§ **Given exercise**
Look through the listing and locate every line containing the word "page"; copy those lines.

§ **Given data**
....

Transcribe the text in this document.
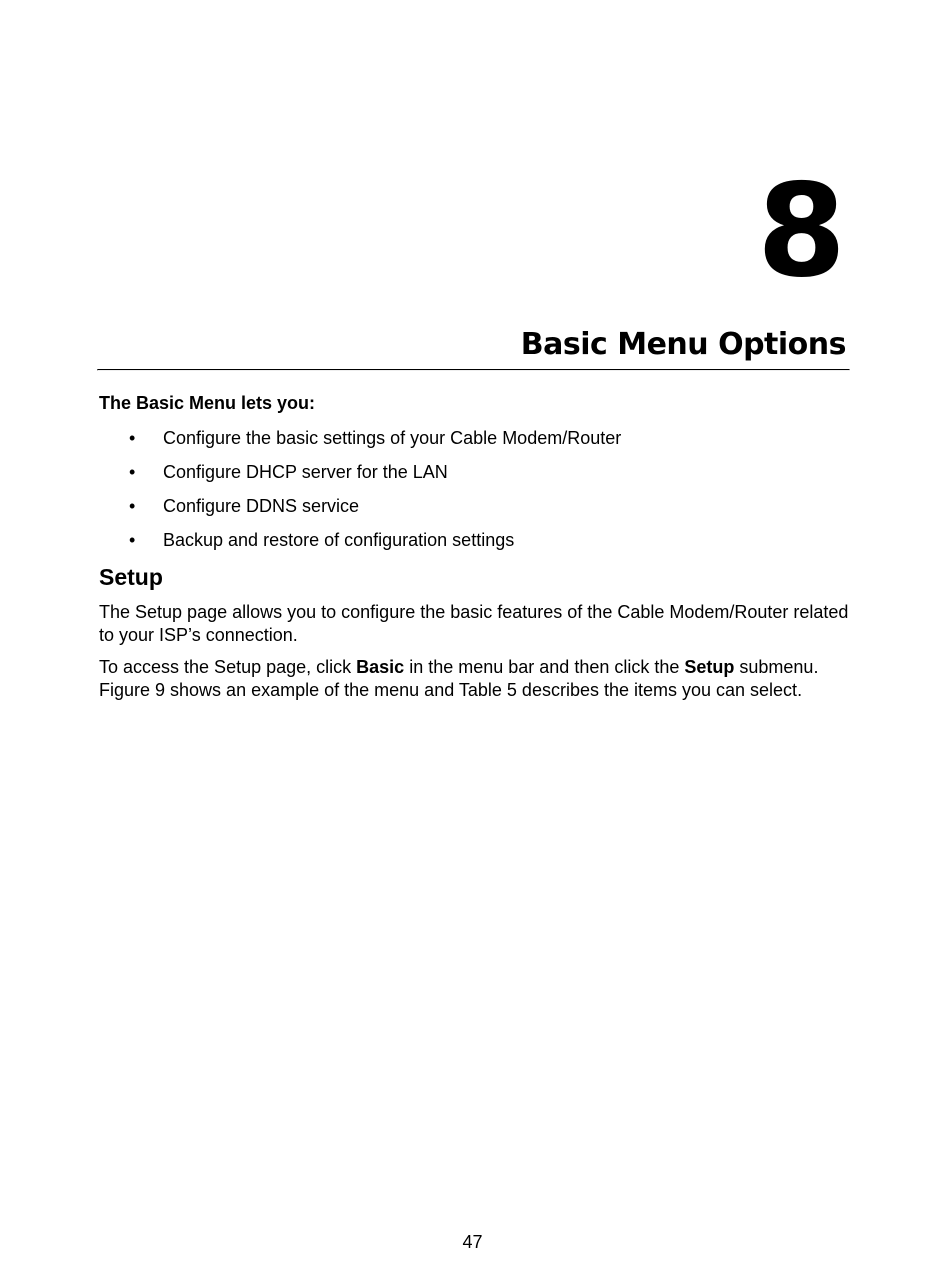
8
Basic Menu Options

The Basic Menu lets you:

• Configure the basic settings of your Cable Modem/Router
• Configure DHCP server for the LAN
• Configure DDNS service
• Backup and restore of configuration settings
Setup

The Setup page allows you to configure the basic features of the Cable Modem/Router related to your ISP’s connection.

To access the Setup page, click Basic in the menu bar and then click the Setup submenu. Figure 9 shows an example of the menu and Table 5 describes the items you can select.

47
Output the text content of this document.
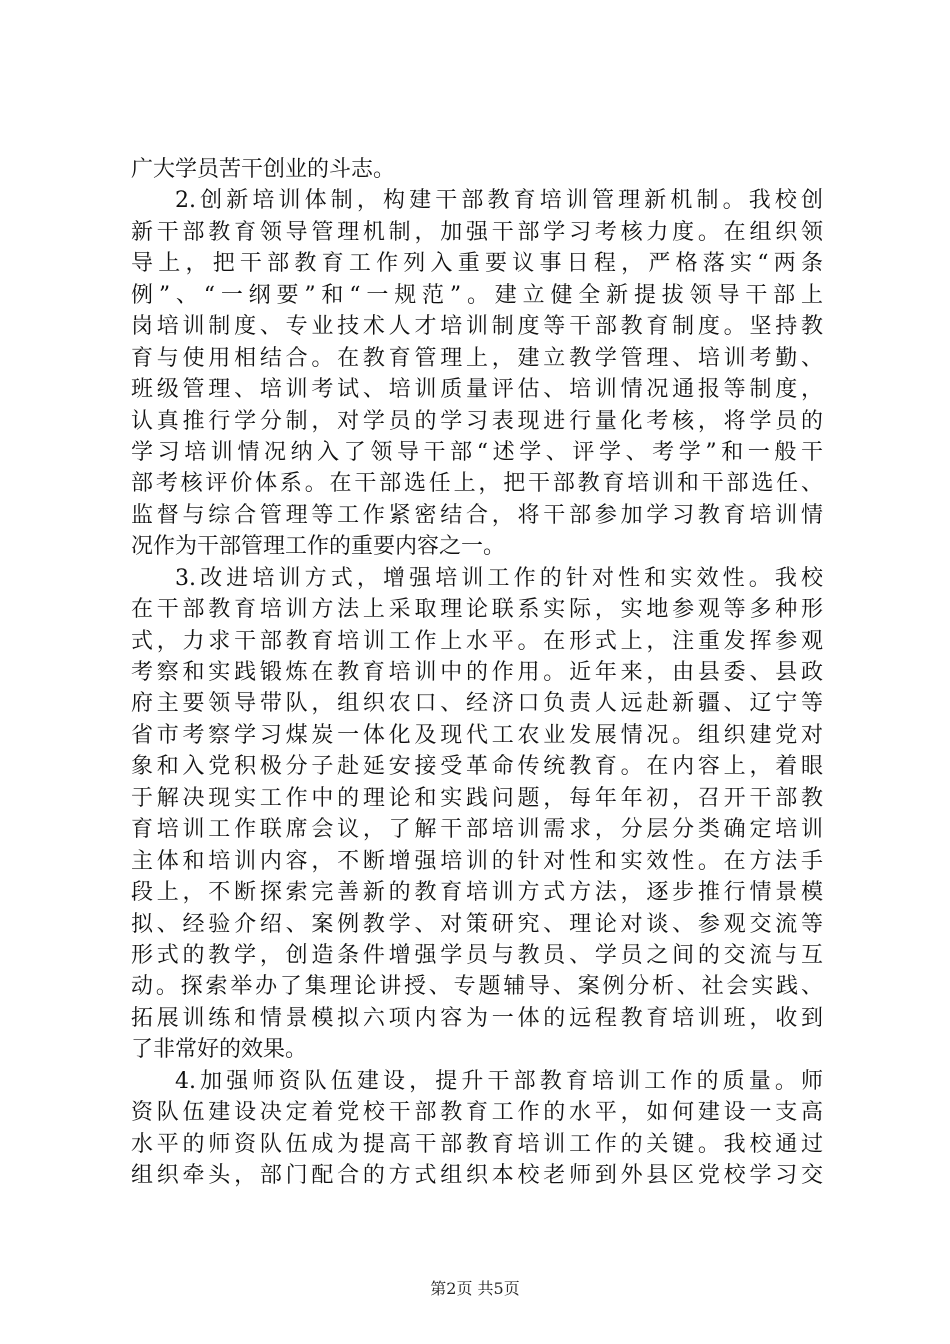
广大学员苦干创业的斗志。
2.创新培训体制，构建干部教育培训管理新机制。我校创
新干部教育领导管理机制，加强干部学习考核力度。在组织领
导上，把干部教育工作列入重要议事日程，严格落实“两条
例”、“一纲要”和“一规范”。建立健全新提拔领导干部上
岗培训制度、专业技术人才培训制度等干部教育制度。坚持教
育与使用相结合。在教育管理上，建立教学管理、培训考勤、
班级管理、培训考试、培训质量评估、培训情况通报等制度，
认真推行学分制，对学员的学习表现进行量化考核，将学员的
学习培训情况纳入了领导干部“述学、评学、考学”和一般干
部考核评价体系。在干部选任上，把干部教育培训和干部选任、
监督与综合管理等工作紧密结合，将干部参加学习教育培训情
况作为干部管理工作的重要内容之一。
3.改进培训方式，增强培训工作的针对性和实效性。我校
在干部教育培训方法上采取理论联系实际，实地参观等多种形
式，力求干部教育培训工作上水平。在形式上，注重发挥参观
考察和实践锻炼在教育培训中的作用。近年来，由县委、县政
府主要领导带队，组织农口、经济口负责人远赴新疆、辽宁等
省市考察学习煤炭一体化及现代工农业发展情况。组织建党对
象和入党积极分子赴延安接受革命传统教育。在内容上，着眼
于解决现实工作中的理论和实践问题，每年年初，召开干部教
育培训工作联席会议，了解干部培训需求，分层分类确定培训
主体和培训内容，不断增强培训的针对性和实效性。在方法手
段上，不断探索完善新的教育培训方式方法，逐步推行情景模
拟、经验介绍、案例教学、对策研究、理论对谈、参观交流等
形式的教学，创造条件增强学员与教员、学员之间的交流与互
动。探索举办了集理论讲授、专题辅导、案例分析、社会实践、
拓展训练和情景模拟六项内容为一体的远程教育培训班，收到
了非常好的效果。
4.加强师资队伍建设，提升干部教育培训工作的质量。师
资队伍建设决定着党校干部教育工作的水平，如何建设一支高
水平的师资队伍成为提高干部教育培训工作的关键。我校通过
组织牵头，部门配合的方式组织本校老师到外县区党校学习交
第2页 共5页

....

§ **In response**
The Setup page allows you to configure the basic features of the Cable Modem/Router related to your ISP’s connection.
To access the Setup page, click Basic in the menu bar and then click the Setup submenu. Figure 9 shows an example of the menu and Table 5 describes the items you can select.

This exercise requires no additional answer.